● **SHORT TASK**:
Print all of the data exactly.

● **PROVIDED INFORMATION**:
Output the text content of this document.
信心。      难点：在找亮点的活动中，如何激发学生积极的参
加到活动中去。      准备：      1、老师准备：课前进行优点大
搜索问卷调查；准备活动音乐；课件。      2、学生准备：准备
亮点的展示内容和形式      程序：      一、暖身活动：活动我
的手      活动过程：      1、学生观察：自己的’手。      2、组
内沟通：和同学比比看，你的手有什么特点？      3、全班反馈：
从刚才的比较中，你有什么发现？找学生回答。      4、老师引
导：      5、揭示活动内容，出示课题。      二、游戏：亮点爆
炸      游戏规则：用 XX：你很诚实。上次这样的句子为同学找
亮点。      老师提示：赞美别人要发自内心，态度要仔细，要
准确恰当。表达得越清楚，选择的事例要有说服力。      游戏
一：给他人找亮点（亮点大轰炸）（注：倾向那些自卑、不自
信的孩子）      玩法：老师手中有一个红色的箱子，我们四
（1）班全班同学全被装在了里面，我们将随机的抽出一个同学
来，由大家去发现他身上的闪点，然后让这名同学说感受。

● **IN RESPONSE**:
Output the text content of this document.
信心。      难点：在找亮点的活动中，如何激发学生积极的参
加到活动中去。      准备：      1、老师准备：课前进行优点大
搜索问卷调查；准备活动音乐；课件。      2、学生准备：准备
亮点的展示内容和形式      程序：      一、暖身活动：活动我
的手      活动过程：      1、学生观察：自己的’手。      2、组
内沟通：和同学比比看，你的手有什么特点？      3、全班反馈：
从刚才的比较中，你有什么发现？找学生回答。      4、老师引
导：      5、揭示活动内容，出示课题。      二、游戏：亮点爆
炸      游戏规则：用 XX：你很诚实。上次这样的句子为同学找
亮点。      老师提示：赞美别人要发自内心，态度要仔细，要
准确恰当。表达得越清楚，选择的事例要有说服力。      游戏
一：给他人找亮点（亮点大轰炸）（注：倾向那些自卑、不自
信的孩子）      玩法：老师手中有一个红色的箱子，我们四
（1）班全班同学全被装在了里面，我们将随机的抽出一个同学
来，由大家去发现他身上的闪点，然后让这名同学说感受。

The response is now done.